▸ Objective
Copy all the material below, exactly as it stands.

▸ Data extract
** START **
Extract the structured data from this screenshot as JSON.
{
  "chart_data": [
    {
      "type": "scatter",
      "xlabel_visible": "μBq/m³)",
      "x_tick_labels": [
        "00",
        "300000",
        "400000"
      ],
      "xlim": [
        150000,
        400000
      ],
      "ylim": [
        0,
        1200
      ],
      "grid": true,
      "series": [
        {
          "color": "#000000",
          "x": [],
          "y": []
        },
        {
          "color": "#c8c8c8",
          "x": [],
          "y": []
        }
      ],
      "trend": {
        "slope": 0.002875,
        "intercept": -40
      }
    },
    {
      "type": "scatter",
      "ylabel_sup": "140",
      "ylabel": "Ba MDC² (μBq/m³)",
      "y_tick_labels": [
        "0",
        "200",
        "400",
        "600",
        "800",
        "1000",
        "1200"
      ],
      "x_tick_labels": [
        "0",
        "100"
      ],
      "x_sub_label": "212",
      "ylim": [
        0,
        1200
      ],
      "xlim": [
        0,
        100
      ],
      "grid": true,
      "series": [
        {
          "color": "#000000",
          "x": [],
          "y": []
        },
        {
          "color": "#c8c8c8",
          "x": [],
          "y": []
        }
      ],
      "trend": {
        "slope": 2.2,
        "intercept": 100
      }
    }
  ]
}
** END **
▸ Right answer
Extract the structured data from this screenshot as JSON.
{
  "chart_data": [
    {
      "type": "scatter",
      "xlabel_visible": "μBq/m³)",
      "x_tick_labels": [
        "00",
        "300000",
        "400000"
      ],
      "xlim": [
        150000,
        400000
      ],
      "ylim": [
        0,
        1200
      ],
      "grid": true,
      "series": [
        {
          "color": "#000000",
          "x": [],
          "y": []
        },
        {
          "color": "#c8c8c8",
          "x": [],
          "y": []
        }
      ],
      "trend": {
        "slope": 0.002875,
        "intercept": -40
      }
    },
    {
      "type": "scatter",
      "ylabel_sup": "140",
      "ylabel": "Ba MDC² (μBq/m³)",
      "y_tick_labels": [
        "0",
        "200",
        "400",
        "600",
        "800",
        "1000",
        "1200"
      ],
      "x_tick_labels": [
        "0",
        "100"
      ],
      "x_sub_label": "212",
      "ylim": [
        0,
        1200
      ],
      "xlim": [
        0,
        100
      ],
      "grid": true,
      "series": [
        {
          "color": "#000000",
          "x": [],
          "y": []
        },
        {
          "color": "#c8c8c8",
          "x": [],
          "y": []
        }
      ],
      "trend": {
        "slope": 2.2,
        "intercept": 100
      }
    }
  ]
}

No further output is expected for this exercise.